**Data section:**
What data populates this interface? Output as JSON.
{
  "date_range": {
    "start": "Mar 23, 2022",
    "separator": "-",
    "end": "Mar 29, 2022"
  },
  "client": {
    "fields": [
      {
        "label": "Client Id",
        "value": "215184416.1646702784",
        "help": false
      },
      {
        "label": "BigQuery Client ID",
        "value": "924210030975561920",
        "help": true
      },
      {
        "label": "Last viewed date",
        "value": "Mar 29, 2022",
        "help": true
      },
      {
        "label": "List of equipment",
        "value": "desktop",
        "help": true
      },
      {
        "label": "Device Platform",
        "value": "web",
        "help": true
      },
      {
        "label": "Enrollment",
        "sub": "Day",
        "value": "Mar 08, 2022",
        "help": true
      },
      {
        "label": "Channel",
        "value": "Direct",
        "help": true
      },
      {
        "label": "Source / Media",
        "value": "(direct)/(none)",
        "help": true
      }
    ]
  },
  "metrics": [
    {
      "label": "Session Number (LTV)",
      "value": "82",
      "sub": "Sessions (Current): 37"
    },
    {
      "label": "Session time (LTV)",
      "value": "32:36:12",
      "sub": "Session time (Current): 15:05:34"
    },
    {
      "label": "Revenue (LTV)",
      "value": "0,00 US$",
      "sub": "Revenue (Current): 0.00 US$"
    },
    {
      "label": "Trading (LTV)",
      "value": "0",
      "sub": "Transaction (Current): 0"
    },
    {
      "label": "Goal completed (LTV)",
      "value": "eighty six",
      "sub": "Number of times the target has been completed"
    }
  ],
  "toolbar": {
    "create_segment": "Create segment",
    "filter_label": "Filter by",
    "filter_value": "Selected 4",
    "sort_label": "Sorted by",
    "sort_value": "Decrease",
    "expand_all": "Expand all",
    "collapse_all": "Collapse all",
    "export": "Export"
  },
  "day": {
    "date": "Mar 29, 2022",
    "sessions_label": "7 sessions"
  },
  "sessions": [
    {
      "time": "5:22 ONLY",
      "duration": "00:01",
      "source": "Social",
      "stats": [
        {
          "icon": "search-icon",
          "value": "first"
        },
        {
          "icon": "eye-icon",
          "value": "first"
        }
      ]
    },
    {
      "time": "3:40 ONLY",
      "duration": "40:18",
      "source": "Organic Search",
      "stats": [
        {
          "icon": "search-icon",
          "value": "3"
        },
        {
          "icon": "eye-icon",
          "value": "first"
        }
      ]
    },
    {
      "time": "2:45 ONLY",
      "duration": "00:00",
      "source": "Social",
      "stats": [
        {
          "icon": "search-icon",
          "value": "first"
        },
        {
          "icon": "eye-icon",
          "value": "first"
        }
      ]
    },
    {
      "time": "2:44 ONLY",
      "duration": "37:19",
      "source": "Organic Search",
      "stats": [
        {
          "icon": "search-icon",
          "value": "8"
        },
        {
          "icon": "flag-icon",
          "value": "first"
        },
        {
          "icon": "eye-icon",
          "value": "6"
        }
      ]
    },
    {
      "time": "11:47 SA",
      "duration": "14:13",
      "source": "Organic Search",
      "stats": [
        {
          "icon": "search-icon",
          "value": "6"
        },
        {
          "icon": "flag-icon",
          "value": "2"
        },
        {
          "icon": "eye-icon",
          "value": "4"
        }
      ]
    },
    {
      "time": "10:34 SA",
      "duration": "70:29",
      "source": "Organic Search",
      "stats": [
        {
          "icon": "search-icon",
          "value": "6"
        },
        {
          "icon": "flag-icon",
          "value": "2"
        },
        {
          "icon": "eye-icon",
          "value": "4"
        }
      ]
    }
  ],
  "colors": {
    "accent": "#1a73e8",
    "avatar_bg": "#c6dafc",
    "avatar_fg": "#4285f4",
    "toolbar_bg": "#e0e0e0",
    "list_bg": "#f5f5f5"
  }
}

**What is required:** Using the records given above, list every line that includes the word "ONLY".

**Exercise result:**
      "time": "5:22 ONLY",
      "time": "3:40 ONLY",
      "time": "2:45 ONLY",
      "time": "2:44 ONLY",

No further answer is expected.